**Aim of the task:**
How many of these lines hold the string "color"? Answer with the number only.

## START

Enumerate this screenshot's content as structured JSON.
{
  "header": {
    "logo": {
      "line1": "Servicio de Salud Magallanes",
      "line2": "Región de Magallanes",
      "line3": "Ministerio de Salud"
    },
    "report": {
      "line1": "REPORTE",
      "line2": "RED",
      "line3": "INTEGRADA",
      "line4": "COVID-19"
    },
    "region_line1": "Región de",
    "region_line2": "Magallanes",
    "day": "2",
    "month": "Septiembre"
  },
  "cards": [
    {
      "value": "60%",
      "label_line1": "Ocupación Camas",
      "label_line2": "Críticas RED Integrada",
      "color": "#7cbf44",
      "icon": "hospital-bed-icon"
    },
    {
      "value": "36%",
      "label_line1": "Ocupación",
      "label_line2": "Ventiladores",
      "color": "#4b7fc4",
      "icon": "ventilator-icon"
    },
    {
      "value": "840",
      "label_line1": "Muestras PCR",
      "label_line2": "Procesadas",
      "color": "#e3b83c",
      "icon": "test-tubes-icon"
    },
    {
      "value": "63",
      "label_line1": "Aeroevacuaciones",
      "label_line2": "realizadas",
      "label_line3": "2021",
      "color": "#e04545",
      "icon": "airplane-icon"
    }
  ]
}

## END

**Reply:**
4